⟨

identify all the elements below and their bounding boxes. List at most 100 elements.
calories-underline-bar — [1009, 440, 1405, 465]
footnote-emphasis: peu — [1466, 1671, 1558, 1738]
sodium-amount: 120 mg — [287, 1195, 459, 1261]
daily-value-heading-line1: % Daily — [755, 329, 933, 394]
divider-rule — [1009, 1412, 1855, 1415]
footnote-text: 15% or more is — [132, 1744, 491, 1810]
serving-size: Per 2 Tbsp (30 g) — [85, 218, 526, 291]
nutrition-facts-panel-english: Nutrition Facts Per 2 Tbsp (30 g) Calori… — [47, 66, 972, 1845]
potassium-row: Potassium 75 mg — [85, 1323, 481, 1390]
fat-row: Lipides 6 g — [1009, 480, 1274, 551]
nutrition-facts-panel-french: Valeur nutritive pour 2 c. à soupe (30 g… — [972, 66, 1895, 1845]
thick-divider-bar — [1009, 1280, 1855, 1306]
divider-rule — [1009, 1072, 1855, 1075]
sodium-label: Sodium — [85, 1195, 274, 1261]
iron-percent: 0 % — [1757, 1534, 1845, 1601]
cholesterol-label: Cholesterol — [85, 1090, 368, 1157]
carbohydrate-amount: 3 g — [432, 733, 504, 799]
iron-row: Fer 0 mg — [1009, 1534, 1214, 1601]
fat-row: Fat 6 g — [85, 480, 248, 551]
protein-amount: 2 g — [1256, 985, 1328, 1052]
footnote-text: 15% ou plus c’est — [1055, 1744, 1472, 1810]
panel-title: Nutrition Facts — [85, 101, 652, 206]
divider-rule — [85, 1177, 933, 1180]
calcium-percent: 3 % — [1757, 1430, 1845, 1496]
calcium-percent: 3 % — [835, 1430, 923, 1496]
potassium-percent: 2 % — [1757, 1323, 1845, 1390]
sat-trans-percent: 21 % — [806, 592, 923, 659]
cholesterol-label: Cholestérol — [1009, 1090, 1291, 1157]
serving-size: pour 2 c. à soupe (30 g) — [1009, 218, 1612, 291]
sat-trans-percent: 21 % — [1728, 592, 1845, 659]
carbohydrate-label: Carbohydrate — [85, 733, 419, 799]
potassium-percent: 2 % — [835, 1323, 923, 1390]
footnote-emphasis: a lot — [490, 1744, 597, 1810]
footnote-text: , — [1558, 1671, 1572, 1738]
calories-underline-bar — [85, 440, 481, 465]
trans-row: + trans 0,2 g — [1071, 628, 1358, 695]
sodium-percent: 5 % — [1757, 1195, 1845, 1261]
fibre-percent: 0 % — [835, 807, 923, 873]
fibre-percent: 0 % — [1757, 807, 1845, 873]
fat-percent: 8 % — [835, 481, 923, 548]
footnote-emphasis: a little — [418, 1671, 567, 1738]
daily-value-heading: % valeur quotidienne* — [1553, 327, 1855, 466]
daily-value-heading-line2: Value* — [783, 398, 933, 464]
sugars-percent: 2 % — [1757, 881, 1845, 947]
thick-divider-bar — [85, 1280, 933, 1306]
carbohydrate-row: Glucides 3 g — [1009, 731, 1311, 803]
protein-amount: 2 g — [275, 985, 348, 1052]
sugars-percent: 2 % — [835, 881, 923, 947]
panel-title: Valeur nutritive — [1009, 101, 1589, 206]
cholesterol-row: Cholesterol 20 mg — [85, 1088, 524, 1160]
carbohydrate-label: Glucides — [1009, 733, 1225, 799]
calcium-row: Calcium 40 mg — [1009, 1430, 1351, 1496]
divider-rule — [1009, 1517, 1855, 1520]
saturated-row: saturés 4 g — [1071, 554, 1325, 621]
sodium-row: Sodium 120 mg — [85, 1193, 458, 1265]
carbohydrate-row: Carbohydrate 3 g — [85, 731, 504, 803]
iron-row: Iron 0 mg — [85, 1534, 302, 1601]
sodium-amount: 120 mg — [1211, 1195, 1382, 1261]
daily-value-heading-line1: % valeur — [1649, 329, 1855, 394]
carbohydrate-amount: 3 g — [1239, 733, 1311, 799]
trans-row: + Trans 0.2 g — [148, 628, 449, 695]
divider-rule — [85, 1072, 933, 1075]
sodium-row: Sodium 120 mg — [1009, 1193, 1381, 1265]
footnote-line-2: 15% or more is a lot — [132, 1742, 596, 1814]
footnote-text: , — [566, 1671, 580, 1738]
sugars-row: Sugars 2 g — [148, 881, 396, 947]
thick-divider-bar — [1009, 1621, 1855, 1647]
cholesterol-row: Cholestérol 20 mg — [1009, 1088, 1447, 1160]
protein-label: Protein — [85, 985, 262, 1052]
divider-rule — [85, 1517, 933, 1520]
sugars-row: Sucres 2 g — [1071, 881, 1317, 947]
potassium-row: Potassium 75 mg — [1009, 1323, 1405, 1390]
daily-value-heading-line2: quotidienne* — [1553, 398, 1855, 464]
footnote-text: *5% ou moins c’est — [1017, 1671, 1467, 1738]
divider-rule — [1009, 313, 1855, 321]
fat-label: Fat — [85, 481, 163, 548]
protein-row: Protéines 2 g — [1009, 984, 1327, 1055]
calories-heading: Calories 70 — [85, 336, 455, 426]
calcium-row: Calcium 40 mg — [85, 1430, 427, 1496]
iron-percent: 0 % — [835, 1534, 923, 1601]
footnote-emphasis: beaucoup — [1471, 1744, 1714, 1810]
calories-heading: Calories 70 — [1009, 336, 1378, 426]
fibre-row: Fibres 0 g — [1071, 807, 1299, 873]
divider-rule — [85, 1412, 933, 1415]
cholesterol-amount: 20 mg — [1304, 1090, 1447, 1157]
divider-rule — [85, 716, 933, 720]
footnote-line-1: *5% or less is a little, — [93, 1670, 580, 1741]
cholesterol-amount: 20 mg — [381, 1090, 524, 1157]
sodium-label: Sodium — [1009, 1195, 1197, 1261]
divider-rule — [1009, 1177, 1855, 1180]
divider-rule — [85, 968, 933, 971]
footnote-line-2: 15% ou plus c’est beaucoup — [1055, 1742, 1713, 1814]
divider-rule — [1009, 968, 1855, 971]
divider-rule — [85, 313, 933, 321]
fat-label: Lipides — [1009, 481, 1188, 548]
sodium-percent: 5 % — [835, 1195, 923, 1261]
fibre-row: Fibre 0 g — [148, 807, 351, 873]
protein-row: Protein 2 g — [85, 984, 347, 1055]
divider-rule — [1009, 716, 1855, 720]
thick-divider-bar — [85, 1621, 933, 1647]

⟩

§ INSTRUCTIONS FOR THE TASK:
Each line holding "more" should be copied from the material above.

§ EXPECTED ANSWER:
footnote-text: 15% or more is — [132, 1744, 491, 1810]
footnote-line-2: 15% or more is a lot — [132, 1742, 596, 1814]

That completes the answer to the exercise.